What you need to do: Return the listing below unchanged, minus its pictures.

Dataset entries on figures:
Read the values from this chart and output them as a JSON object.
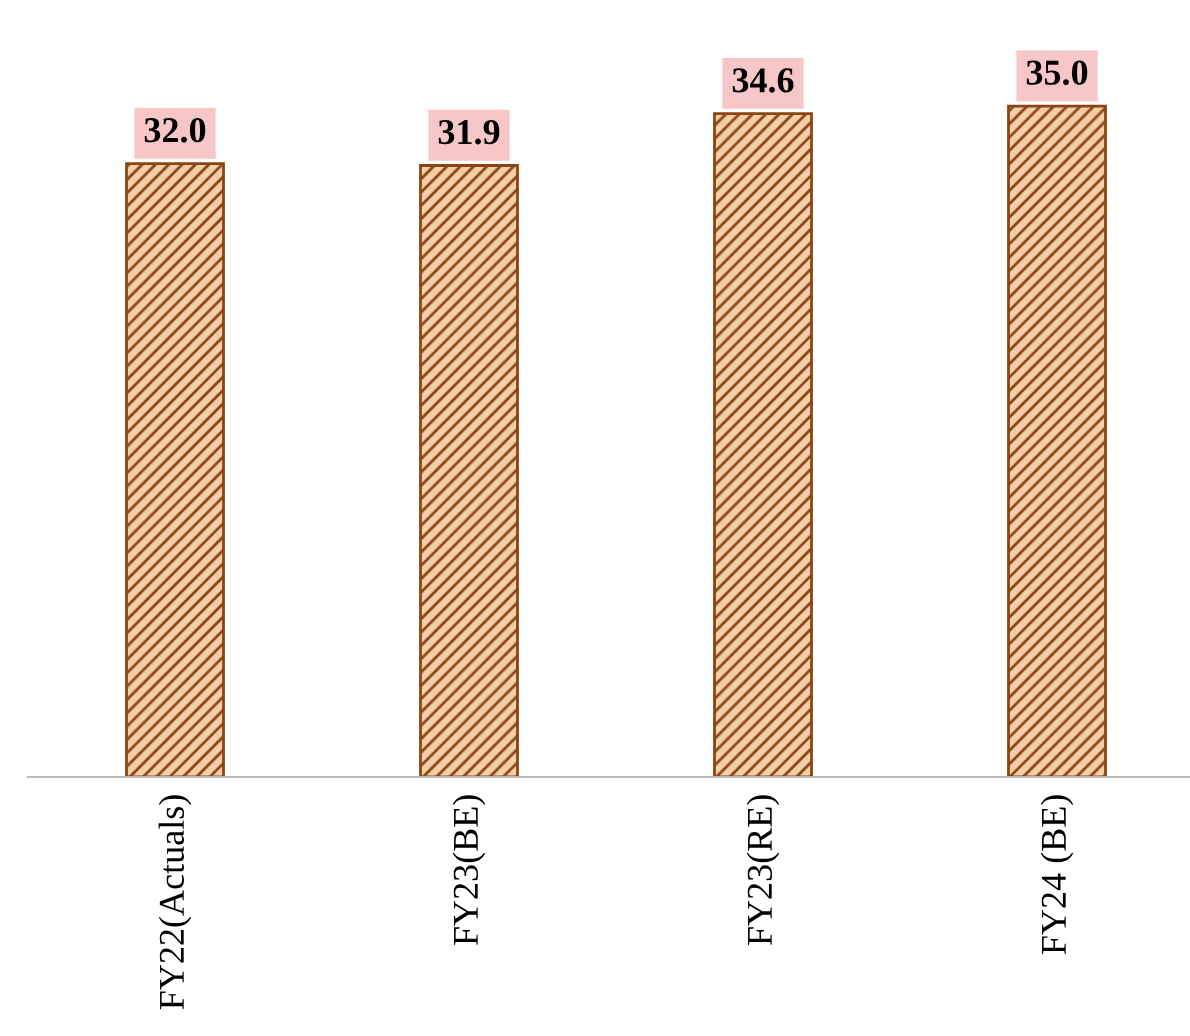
{
  "chart_data": {
    "type": "bar",
    "categories": [
      "FY22(Actuals)",
      "FY23(BE)",
      "FY23(RE)",
      "FY24 (BE)"
    ],
    "values": [
      32.0,
      31.9,
      34.6,
      35.0
    ],
    "value_labels": [
      "32.0",
      "31.9",
      "34.6",
      "35.0"
    ],
    "color": "#8b4513",
    "tick_labels": "x",
    "grid": false,
    "legend": false
  }
}
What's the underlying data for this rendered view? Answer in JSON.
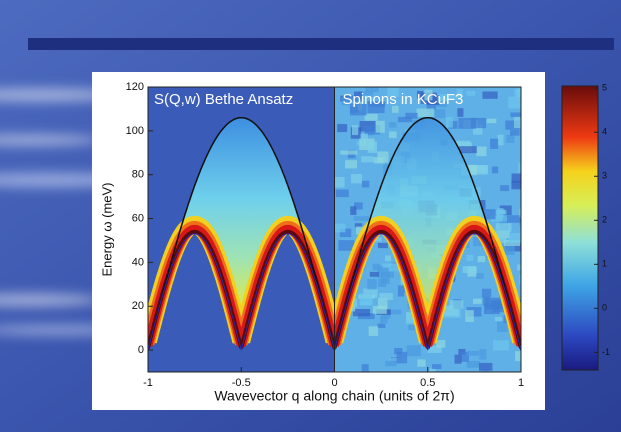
{
  "chart_data": {
    "type": "heatmap",
    "panel_titles": [
      "S(Q,w) Bethe Ansatz",
      "Spinons in KCuF3"
    ],
    "xlabel": "Wavevector q along chain (units of 2π)",
    "ylabel": "Energy ω (meV)",
    "xlim": [
      -1,
      1
    ],
    "xticks": [
      -1,
      -0.5,
      0,
      0.5,
      1
    ],
    "ylim": [
      -10,
      120
    ],
    "yticks": [
      0,
      20,
      40,
      60,
      80,
      100,
      120
    ],
    "colorbar_lim": [
      -1.4,
      5.05
    ],
    "colorbar_ticks": [
      -1,
      0,
      1,
      2,
      3,
      4,
      5
    ],
    "upper_boundary_peak": 106,
    "lower_boundary_peak": 53
  }
}
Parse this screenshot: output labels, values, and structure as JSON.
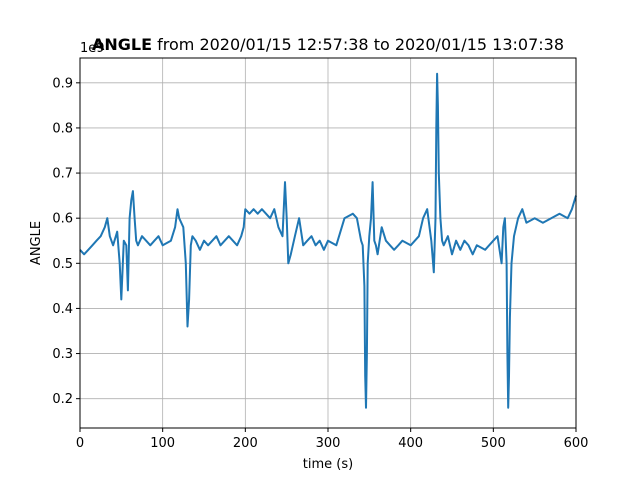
{
  "chart_data": {
    "type": "line",
    "title_bold": "ANGLE",
    "title_rest": " from 2020/01/15 12:57:38 to 2020/01/15 13:07:38",
    "xlabel": "time (s)",
    "ylabel": "ANGLE",
    "y_offset_label": "1e9",
    "xlim": [
      0,
      600
    ],
    "ylim": [
      0.135,
      0.955
    ],
    "xticks": [
      0,
      100,
      200,
      300,
      400,
      500,
      600
    ],
    "xtick_labels": [
      "0",
      "100",
      "200",
      "300",
      "400",
      "500",
      "600"
    ],
    "yticks": [
      0.2,
      0.3,
      0.4,
      0.5,
      0.6,
      0.7,
      0.8,
      0.9
    ],
    "ytick_labels": [
      "0.2",
      "0.3",
      "0.4",
      "0.5",
      "0.6",
      "0.7",
      "0.8",
      "0.9"
    ],
    "grid": true,
    "series_color": "#1f77b4",
    "series": [
      {
        "x": [
          0,
          5,
          10,
          15,
          20,
          25,
          30,
          33,
          36,
          40,
          45,
          48,
          50,
          53,
          56,
          58,
          60,
          62,
          64,
          66,
          68,
          70,
          75,
          80,
          85,
          90,
          95,
          100,
          110,
          115,
          118,
          120,
          125,
          128,
          130,
          132,
          134,
          136,
          140,
          145,
          150,
          155,
          160,
          165,
          170,
          175,
          180,
          185,
          190,
          195,
          198,
          200,
          205,
          210,
          215,
          220,
          225,
          230,
          235,
          240,
          245,
          248,
          250,
          252,
          255,
          260,
          265,
          270,
          275,
          280,
          285,
          290,
          295,
          300,
          310,
          320,
          330,
          335,
          340,
          342,
          344,
          345,
          346,
          347,
          348,
          350,
          352,
          354,
          356,
          358,
          360,
          365,
          370,
          375,
          380,
          385,
          390,
          400,
          410,
          415,
          420,
          425,
          428,
          430,
          431,
          432,
          433,
          434,
          436,
          438,
          440,
          445,
          450,
          455,
          460,
          465,
          470,
          475,
          480,
          490,
          500,
          505,
          510,
          512,
          514,
          516,
          517,
          518,
          519,
          520,
          522,
          525,
          530,
          535,
          540,
          550,
          560,
          570,
          580,
          590,
          595,
          600
        ],
        "y": [
          0.53,
          0.52,
          0.53,
          0.54,
          0.55,
          0.56,
          0.58,
          0.6,
          0.56,
          0.54,
          0.57,
          0.5,
          0.42,
          0.55,
          0.54,
          0.44,
          0.6,
          0.64,
          0.66,
          0.6,
          0.55,
          0.54,
          0.56,
          0.55,
          0.54,
          0.55,
          0.56,
          0.54,
          0.55,
          0.58,
          0.62,
          0.6,
          0.58,
          0.5,
          0.36,
          0.42,
          0.54,
          0.56,
          0.55,
          0.53,
          0.55,
          0.54,
          0.55,
          0.56,
          0.54,
          0.55,
          0.56,
          0.55,
          0.54,
          0.56,
          0.58,
          0.62,
          0.61,
          0.62,
          0.61,
          0.62,
          0.61,
          0.6,
          0.62,
          0.58,
          0.56,
          0.68,
          0.6,
          0.5,
          0.52,
          0.56,
          0.6,
          0.54,
          0.55,
          0.56,
          0.54,
          0.55,
          0.53,
          0.55,
          0.54,
          0.6,
          0.61,
          0.6,
          0.55,
          0.54,
          0.45,
          0.25,
          0.18,
          0.3,
          0.5,
          0.56,
          0.6,
          0.68,
          0.55,
          0.54,
          0.52,
          0.58,
          0.55,
          0.54,
          0.53,
          0.54,
          0.55,
          0.54,
          0.56,
          0.6,
          0.62,
          0.55,
          0.48,
          0.6,
          0.8,
          0.92,
          0.85,
          0.7,
          0.6,
          0.55,
          0.54,
          0.56,
          0.52,
          0.55,
          0.53,
          0.55,
          0.54,
          0.52,
          0.54,
          0.53,
          0.55,
          0.56,
          0.5,
          0.58,
          0.6,
          0.5,
          0.3,
          0.18,
          0.25,
          0.38,
          0.5,
          0.56,
          0.6,
          0.62,
          0.59,
          0.6,
          0.59,
          0.6,
          0.61,
          0.6,
          0.62,
          0.65
        ]
      }
    ]
  }
}
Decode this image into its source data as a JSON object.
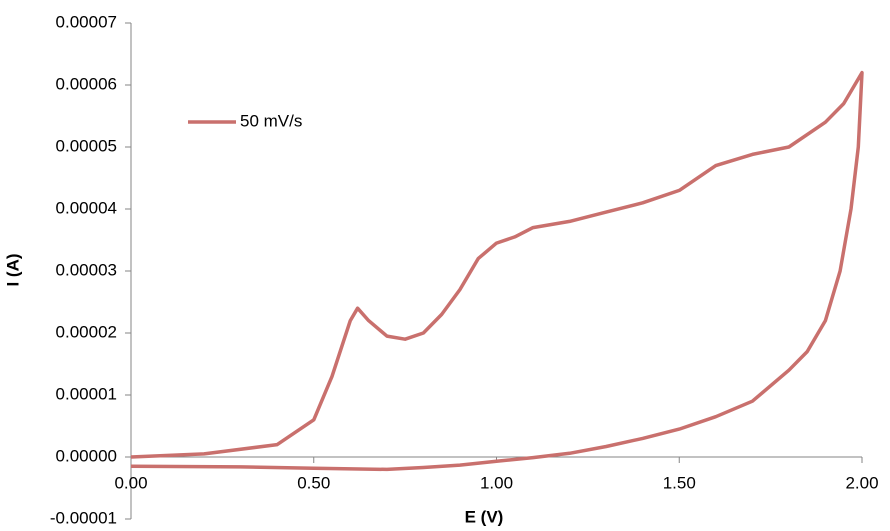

In response:
Read the values from this chart and output them as a JSON object.
{
  "chart_data": {
    "type": "bar",
    "categories": [
      "FY22(Actuals)",
      "FY23(BE)",
      "FY23(RE)",
      "FY24 (BE)"
    ],
    "values": [
      32.0,
      31.9,
      34.6,
      35.0
    ],
    "value_labels": [
      "32.0",
      "31.9",
      "34.6",
      "35.0"
    ],
    "color": "#8b4513",
    "tick_labels": "x",
    "grid": false,
    "legend": false
  }
}
What's the underlying data for this rendered view? Answer in JSON.
{
  "chart_data": {
    "type": "heatmap",
    "panel_titles": [
      "S(Q,w) Bethe Ansatz",
      "Spinons in KCuF3"
    ],
    "xlabel": "Wavevector q along chain (units of 2π)",
    "ylabel": "Energy ω (meV)",
    "xlim": [
      -1,
      1
    ],
    "xticks": [
      -1,
      -0.5,
      0,
      0.5,
      1
    ],
    "ylim": [
      -10,
      120
    ],
    "yticks": [
      0,
      20,
      40,
      60,
      80,
      100,
      120
    ],
    "colorbar_lim": [
      -1.4,
      5.05
    ],
    "colorbar_ticks": [
      -1,
      0,
      1,
      2,
      3,
      4,
      5
    ],
    "upper_boundary_peak": 106,
    "lower_boundary_peak": 53
  }
}
Parse this screenshot: output labels, values, and structure as JSON.
{
  "chart_data": {
    "type": "line",
    "title_bold": "ANGLE",
    "title_rest": " from 2020/01/15 12:57:38 to 2020/01/15 13:07:38",
    "xlabel": "time (s)",
    "ylabel": "ANGLE",
    "y_offset_label": "1e9",
    "xlim": [
      0,
      600
    ],
    "ylim": [
      0.135,
      0.955
    ],
    "xticks": [
      0,
      100,
      200,
      300,
      400,
      500,
      600
    ],
    "xtick_labels": [
      "0",
      "100",
      "200",
      "300",
      "400",
      "500",
      "600"
    ],
    "yticks": [
      0.2,
      0.3,
      0.4,
      0.5,
      0.6,
      0.7,
      0.8,
      0.9
    ],
    "ytick_labels": [
      "0.2",
      "0.3",
      "0.4",
      "0.5",
      "0.6",
      "0.7",
      "0.8",
      "0.9"
    ],
    "grid": true,
    "series_color": "#1f77b4",
    "series": [
      {
        "x": [
          0,
          5,
          10,
          15,
          20,
          25,
          30,
          33,
          36,
          40,
          45,
          48,
          50,
          53,
          56,
          58,
          60,
          62,
          64,
          66,
          68,
          70,
          75,
          80,
          85,
          90,
          95,
          100,
          110,
          115,
          118,
          120,
          125,
          128,
          130,
          132,
          134,
          136,
          140,
          145,
          150,
          155,
          160,
          165,
          170,
          175,
          180,
          185,
          190,
          195,
          198,
          200,
          205,
          210,
          215,
          220,
          225,
          230,
          235,
          240,
          245,
          248,
          250,
          252,
          255,
          260,
          265,
          270,
          275,
          280,
          285,
          290,
          295,
          300,
          310,
          320,
          330,
          335,
          340,
          342,
          344,
          345,
          346,
          347,
          348,
          350,
          352,
          354,
          356,
          358,
          360,
          365,
          370,
          375,
          380,
          385,
          390,
          400,
          410,
          415,
          420,
          425,
          428,
          430,
          431,
          432,
          433,
          434,
          436,
          438,
          440,
          445,
          450,
          455,
          460,
          465,
          470,
          475,
          480,
          490,
          500,
          505,
          510,
          512,
          514,
          516,
          517,
          518,
          519,
          520,
          522,
          525,
          530,
          535,
          540,
          550,
          560,
          570,
          580,
          590,
          595,
          600
        ],
        "y": [
          0.53,
          0.52,
          0.53,
          0.54,
          0.55,
          0.56,
          0.58,
          0.6,
          0.56,
          0.54,
          0.57,
          0.5,
          0.42,
          0.55,
          0.54,
          0.44,
          0.6,
          0.64,
          0.66,
          0.6,
          0.55,
          0.54,
          0.56,
          0.55,
          0.54,
          0.55,
          0.56,
          0.54,
          0.55,
          0.58,
          0.62,
          0.6,
          0.58,
          0.5,
          0.36,
          0.42,
          0.54,
          0.56,
          0.55,
          0.53,
          0.55,
          0.54,
          0.55,
          0.56,
          0.54,
          0.55,
          0.56,
          0.55,
          0.54,
          0.56,
          0.58,
          0.62,
          0.61,
          0.62,
          0.61,
          0.62,
          0.61,
          0.6,
          0.62,
          0.58,
          0.56,
          0.68,
          0.6,
          0.5,
          0.52,
          0.56,
          0.6,
          0.54,
          0.55,
          0.56,
          0.54,
          0.55,
          0.53,
          0.55,
          0.54,
          0.6,
          0.61,
          0.6,
          0.55,
          0.54,
          0.45,
          0.25,
          0.18,
          0.3,
          0.5,
          0.56,
          0.6,
          0.68,
          0.55,
          0.54,
          0.52,
          0.58,
          0.55,
          0.54,
          0.53,
          0.54,
          0.55,
          0.54,
          0.56,
          0.6,
          0.62,
          0.55,
          0.48,
          0.6,
          0.8,
          0.92,
          0.85,
          0.7,
          0.6,
          0.55,
          0.54,
          0.56,
          0.52,
          0.55,
          0.53,
          0.55,
          0.54,
          0.52,
          0.54,
          0.53,
          0.55,
          0.56,
          0.5,
          0.58,
          0.6,
          0.5,
          0.3,
          0.18,
          0.25,
          0.38,
          0.5,
          0.56,
          0.6,
          0.62,
          0.59,
          0.6,
          0.59,
          0.6,
          0.61,
          0.6,
          0.62,
          0.65
        ]
      }
    ]
  }
}
Decode this image into its source data as a JSON object.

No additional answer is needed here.